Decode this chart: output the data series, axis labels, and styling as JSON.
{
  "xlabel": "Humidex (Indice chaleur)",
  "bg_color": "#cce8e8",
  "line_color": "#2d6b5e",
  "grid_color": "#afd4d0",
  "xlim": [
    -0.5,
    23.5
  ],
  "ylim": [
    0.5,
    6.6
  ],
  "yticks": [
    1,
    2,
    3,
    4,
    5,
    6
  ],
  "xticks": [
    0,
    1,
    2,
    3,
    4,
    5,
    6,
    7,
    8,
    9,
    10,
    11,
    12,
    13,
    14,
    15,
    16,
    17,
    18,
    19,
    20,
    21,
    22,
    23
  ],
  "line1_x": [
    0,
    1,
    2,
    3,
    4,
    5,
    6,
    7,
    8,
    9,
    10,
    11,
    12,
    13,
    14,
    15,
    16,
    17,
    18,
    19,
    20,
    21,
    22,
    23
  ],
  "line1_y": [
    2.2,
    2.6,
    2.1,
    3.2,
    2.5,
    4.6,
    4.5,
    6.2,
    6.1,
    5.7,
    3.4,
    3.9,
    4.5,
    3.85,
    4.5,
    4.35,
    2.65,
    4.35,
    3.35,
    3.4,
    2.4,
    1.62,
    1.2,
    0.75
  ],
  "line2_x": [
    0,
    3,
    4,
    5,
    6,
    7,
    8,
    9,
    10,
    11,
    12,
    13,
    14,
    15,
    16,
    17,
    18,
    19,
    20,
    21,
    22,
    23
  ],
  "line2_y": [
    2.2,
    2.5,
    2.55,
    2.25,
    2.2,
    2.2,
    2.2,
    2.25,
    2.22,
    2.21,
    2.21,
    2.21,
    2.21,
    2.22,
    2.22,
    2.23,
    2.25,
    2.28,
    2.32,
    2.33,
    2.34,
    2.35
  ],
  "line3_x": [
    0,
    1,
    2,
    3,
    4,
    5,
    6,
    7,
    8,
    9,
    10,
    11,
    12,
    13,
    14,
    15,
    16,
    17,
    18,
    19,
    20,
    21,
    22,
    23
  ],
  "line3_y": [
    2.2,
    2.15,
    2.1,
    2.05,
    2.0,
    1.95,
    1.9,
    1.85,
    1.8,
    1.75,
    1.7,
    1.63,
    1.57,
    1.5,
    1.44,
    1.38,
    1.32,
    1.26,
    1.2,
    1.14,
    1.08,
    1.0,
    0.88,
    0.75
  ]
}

■ **INSTRUCTIONS FOR THE TASK**
Take the lines above and print them exactly.

■ **THE REPLY**
Decode this chart: output the data series, axis labels, and styling as JSON.
{
  "xlabel": "Humidex (Indice chaleur)",
  "bg_color": "#cce8e8",
  "line_color": "#2d6b5e",
  "grid_color": "#afd4d0",
  "xlim": [
    -0.5,
    23.5
  ],
  "ylim": [
    0.5,
    6.6
  ],
  "yticks": [
    1,
    2,
    3,
    4,
    5,
    6
  ],
  "xticks": [
    0,
    1,
    2,
    3,
    4,
    5,
    6,
    7,
    8,
    9,
    10,
    11,
    12,
    13,
    14,
    15,
    16,
    17,
    18,
    19,
    20,
    21,
    22,
    23
  ],
  "line1_x": [
    0,
    1,
    2,
    3,
    4,
    5,
    6,
    7,
    8,
    9,
    10,
    11,
    12,
    13,
    14,
    15,
    16,
    17,
    18,
    19,
    20,
    21,
    22,
    23
  ],
  "line1_y": [
    2.2,
    2.6,
    2.1,
    3.2,
    2.5,
    4.6,
    4.5,
    6.2,
    6.1,
    5.7,
    3.4,
    3.9,
    4.5,
    3.85,
    4.5,
    4.35,
    2.65,
    4.35,
    3.35,
    3.4,
    2.4,
    1.62,
    1.2,
    0.75
  ],
  "line2_x": [
    0,
    3,
    4,
    5,
    6,
    7,
    8,
    9,
    10,
    11,
    12,
    13,
    14,
    15,
    16,
    17,
    18,
    19,
    20,
    21,
    22,
    23
  ],
  "line2_y": [
    2.2,
    2.5,
    2.55,
    2.25,
    2.2,
    2.2,
    2.2,
    2.25,
    2.22,
    2.21,
    2.21,
    2.21,
    2.21,
    2.22,
    2.22,
    2.23,
    2.25,
    2.28,
    2.32,
    2.33,
    2.34,
    2.35
  ],
  "line3_x": [
    0,
    1,
    2,
    3,
    4,
    5,
    6,
    7,
    8,
    9,
    10,
    11,
    12,
    13,
    14,
    15,
    16,
    17,
    18,
    19,
    20,
    21,
    22,
    23
  ],
  "line3_y": [
    2.2,
    2.15,
    2.1,
    2.05,
    2.0,
    1.95,
    1.9,
    1.85,
    1.8,
    1.75,
    1.7,
    1.63,
    1.57,
    1.5,
    1.44,
    1.38,
    1.32,
    1.26,
    1.2,
    1.14,
    1.08,
    1.0,
    0.88,
    0.75
  ]
}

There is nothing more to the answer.